(Work to do): Scan the material and copy every line in which "对长航油运案例的研究" appears.
- - - - - - -
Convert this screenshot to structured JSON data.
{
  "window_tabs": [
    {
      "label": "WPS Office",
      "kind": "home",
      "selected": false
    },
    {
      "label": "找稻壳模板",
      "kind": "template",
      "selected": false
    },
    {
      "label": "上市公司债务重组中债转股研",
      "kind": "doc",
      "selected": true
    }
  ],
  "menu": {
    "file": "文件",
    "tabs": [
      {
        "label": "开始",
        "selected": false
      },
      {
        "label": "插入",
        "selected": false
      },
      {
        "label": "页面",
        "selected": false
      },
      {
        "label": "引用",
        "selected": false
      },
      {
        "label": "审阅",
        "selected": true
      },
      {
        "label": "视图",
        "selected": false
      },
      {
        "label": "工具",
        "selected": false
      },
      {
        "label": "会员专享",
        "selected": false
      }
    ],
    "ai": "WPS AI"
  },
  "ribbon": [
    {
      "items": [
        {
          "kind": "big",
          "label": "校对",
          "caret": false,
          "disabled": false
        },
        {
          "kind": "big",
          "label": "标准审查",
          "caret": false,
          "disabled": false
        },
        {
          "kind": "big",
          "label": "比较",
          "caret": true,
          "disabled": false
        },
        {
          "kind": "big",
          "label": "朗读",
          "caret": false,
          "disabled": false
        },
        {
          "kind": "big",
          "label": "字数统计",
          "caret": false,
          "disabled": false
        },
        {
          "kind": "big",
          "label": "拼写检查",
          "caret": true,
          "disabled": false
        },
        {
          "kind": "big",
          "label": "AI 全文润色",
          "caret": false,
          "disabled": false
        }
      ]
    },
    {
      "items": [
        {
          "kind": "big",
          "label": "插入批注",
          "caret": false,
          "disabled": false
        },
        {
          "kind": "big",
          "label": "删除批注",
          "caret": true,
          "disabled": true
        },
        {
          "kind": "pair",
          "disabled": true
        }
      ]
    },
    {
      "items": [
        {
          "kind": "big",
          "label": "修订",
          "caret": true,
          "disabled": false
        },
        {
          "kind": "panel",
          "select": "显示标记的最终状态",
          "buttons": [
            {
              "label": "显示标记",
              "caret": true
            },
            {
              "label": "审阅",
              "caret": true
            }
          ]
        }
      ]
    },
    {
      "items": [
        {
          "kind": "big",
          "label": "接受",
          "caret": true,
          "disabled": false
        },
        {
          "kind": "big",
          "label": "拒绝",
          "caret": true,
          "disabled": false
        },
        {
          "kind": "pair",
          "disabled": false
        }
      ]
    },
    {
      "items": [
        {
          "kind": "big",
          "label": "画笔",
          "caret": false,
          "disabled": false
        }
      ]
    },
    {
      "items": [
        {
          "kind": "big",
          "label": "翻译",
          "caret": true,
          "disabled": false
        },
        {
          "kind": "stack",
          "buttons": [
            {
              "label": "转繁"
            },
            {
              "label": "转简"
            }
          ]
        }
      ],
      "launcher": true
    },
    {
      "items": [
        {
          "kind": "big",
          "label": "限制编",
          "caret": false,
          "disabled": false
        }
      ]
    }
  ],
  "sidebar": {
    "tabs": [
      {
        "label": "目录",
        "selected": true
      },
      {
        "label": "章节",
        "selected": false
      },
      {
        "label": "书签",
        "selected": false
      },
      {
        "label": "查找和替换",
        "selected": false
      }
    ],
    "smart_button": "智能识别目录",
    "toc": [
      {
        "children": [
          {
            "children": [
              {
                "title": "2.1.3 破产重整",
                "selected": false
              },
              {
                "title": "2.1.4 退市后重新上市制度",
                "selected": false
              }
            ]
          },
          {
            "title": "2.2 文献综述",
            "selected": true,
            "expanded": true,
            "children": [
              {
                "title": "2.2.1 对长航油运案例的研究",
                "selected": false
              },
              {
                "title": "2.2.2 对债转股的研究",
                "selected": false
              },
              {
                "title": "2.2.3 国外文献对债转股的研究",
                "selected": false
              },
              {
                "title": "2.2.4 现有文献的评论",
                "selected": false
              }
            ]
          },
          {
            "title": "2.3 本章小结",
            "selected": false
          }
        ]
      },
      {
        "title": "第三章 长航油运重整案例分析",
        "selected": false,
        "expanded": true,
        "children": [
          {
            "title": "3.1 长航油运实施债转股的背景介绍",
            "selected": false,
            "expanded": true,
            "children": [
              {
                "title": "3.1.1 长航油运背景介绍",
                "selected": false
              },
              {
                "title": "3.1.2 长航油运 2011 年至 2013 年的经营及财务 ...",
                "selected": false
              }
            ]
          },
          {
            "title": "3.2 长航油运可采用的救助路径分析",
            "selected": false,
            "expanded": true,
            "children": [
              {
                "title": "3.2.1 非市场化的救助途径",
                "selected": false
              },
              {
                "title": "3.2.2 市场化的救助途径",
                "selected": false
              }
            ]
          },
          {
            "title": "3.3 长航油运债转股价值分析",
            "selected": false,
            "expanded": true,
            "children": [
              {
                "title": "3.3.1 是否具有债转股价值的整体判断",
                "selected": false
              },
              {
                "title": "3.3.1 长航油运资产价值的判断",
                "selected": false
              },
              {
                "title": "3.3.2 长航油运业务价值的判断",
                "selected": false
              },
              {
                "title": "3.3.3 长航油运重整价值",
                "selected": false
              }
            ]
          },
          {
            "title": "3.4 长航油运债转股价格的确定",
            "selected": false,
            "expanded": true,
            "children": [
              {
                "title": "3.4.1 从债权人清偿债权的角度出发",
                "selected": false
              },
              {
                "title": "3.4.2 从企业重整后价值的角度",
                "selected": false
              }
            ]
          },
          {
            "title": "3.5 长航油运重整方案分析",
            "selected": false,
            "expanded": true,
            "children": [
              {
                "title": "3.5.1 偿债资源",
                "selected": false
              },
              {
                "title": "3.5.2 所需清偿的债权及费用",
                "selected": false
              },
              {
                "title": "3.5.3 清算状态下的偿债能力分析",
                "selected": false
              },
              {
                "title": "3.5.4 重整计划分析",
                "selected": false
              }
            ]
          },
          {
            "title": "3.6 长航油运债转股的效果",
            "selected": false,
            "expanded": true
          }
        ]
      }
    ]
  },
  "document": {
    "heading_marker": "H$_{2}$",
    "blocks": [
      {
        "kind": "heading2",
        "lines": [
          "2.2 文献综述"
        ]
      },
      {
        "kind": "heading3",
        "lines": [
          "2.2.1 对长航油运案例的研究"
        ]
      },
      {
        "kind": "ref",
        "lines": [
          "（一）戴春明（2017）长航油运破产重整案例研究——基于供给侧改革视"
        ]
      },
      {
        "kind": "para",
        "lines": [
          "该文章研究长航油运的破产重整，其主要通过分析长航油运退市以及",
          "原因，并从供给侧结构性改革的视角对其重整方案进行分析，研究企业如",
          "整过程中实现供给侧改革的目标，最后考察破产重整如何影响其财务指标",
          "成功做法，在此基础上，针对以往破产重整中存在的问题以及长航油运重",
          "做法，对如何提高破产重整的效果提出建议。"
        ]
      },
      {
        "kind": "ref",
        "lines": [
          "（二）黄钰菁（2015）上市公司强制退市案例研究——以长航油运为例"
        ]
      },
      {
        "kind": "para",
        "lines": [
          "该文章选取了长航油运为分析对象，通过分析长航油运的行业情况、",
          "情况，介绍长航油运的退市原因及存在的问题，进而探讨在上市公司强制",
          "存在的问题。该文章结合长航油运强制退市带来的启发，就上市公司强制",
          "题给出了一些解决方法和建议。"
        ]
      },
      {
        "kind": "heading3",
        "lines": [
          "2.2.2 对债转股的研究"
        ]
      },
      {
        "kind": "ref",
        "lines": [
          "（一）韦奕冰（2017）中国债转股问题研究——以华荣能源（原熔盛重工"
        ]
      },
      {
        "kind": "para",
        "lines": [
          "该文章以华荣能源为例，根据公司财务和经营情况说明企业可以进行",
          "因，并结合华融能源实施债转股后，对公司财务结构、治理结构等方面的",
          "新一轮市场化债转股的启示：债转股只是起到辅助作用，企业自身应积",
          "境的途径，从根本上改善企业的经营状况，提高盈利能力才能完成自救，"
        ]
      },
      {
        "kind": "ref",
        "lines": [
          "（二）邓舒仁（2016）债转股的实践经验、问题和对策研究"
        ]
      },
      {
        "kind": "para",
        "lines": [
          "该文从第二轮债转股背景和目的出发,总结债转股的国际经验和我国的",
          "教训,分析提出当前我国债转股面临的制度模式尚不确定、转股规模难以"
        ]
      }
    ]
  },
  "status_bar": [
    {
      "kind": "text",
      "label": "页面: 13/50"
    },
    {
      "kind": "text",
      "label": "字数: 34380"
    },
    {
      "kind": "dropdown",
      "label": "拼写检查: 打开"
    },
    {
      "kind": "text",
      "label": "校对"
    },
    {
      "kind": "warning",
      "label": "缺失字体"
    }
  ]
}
- - - - - - -
(Answer to the task):
                "title": "2.2.1 对长航油运案例的研究",
          "2.2.1 对长航油运案例的研究"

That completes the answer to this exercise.